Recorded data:
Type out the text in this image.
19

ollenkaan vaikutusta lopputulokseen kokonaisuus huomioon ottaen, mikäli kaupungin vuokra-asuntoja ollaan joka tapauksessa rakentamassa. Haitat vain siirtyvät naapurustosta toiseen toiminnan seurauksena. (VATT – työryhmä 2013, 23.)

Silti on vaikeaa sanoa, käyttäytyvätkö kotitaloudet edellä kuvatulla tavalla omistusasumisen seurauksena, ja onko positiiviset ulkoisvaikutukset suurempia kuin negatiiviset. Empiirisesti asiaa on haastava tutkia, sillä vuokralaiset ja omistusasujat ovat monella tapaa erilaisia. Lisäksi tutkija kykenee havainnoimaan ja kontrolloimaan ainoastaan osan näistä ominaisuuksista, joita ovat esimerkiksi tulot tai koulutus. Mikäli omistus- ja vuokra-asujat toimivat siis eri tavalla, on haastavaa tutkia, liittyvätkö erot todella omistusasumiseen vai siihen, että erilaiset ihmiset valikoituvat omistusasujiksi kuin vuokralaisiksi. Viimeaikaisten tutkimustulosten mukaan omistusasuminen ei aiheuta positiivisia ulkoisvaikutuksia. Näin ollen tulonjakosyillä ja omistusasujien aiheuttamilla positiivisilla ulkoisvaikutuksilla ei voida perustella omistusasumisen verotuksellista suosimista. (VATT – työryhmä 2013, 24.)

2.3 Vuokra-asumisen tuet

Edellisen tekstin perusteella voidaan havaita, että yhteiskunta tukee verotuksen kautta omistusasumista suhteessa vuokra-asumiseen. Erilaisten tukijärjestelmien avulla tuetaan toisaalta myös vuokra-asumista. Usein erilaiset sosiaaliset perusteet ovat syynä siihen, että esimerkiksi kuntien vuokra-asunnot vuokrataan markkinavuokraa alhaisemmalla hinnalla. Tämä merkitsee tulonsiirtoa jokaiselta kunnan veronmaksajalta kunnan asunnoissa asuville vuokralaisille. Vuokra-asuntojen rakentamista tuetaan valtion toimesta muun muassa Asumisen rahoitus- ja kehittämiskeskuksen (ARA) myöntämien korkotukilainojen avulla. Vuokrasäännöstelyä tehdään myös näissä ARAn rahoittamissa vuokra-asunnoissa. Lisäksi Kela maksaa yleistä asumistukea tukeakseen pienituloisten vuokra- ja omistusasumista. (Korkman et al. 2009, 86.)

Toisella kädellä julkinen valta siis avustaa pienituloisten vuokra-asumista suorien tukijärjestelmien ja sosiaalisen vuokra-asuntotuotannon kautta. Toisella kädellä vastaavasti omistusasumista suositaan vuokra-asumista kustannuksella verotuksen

PROBLEM TO SOLVE:
Write out the whole listing again. Match it word for word.

TASK RESPONSE:
Type out the text in this image.
19

ollenkaan vaikutusta lopputulokseen kokonaisuus huomioon ottaen, mikäli kaupungin vuokra-asuntoja ollaan joka tapauksessa rakentamassa. Haitat vain siirtyvät naapurustosta toiseen toiminnan seurauksena. (VATT – työryhmä 2013, 23.)

Silti on vaikeaa sanoa, käyttäytyvätkö kotitaloudet edellä kuvatulla tavalla omistusasumisen seurauksena, ja onko positiiviset ulkoisvaikutukset suurempia kuin negatiiviset. Empiirisesti asiaa on haastava tutkia, sillä vuokralaiset ja omistusasujat ovat monella tapaa erilaisia. Lisäksi tutkija kykenee havainnoimaan ja kontrolloimaan ainoastaan osan näistä ominaisuuksista, joita ovat esimerkiksi tulot tai koulutus. Mikäli omistus- ja vuokra-asujat toimivat siis eri tavalla, on haastavaa tutkia, liittyvätkö erot todella omistusasumiseen vai siihen, että erilaiset ihmiset valikoituvat omistusasujiksi kuin vuokralaisiksi. Viimeaikaisten tutkimustulosten mukaan omistusasuminen ei aiheuta positiivisia ulkoisvaikutuksia. Näin ollen tulonjakosyillä ja omistusasujien aiheuttamilla positiivisilla ulkoisvaikutuksilla ei voida perustella omistusasumisen verotuksellista suosimista. (VATT – työryhmä 2013, 24.)

2.3 Vuokra-asumisen tuet

Edellisen tekstin perusteella voidaan havaita, että yhteiskunta tukee verotuksen kautta omistusasumista suhteessa vuokra-asumiseen. Erilaisten tukijärjestelmien avulla tuetaan toisaalta myös vuokra-asumista. Usein erilaiset sosiaaliset perusteet ovat syynä siihen, että esimerkiksi kuntien vuokra-asunnot vuokrataan markkinavuokraa alhaisemmalla hinnalla. Tämä merkitsee tulonsiirtoa jokaiselta kunnan veronmaksajalta kunnan asunnoissa asuville vuokralaisille. Vuokra-asuntojen rakentamista tuetaan valtion toimesta muun muassa Asumisen rahoitus- ja kehittämiskeskuksen (ARA) myöntämien korkotukilainojen avulla. Vuokrasäännöstelyä tehdään myös näissä ARAn rahoittamissa vuokra-asunnoissa. Lisäksi Kela maksaa yleistä asumistukea tukeakseen pienituloisten vuokra- ja omistusasumista. (Korkman et al. 2009, 86.)

Toisella kädellä julkinen valta siis avustaa pienituloisten vuokra-asumista suorien tukijärjestelmien ja sosiaalisen vuokra-asuntotuotannon kautta. Toisella kädellä vastaavasti omistusasumista suositaan vuokra-asumista kustannuksella verotuksen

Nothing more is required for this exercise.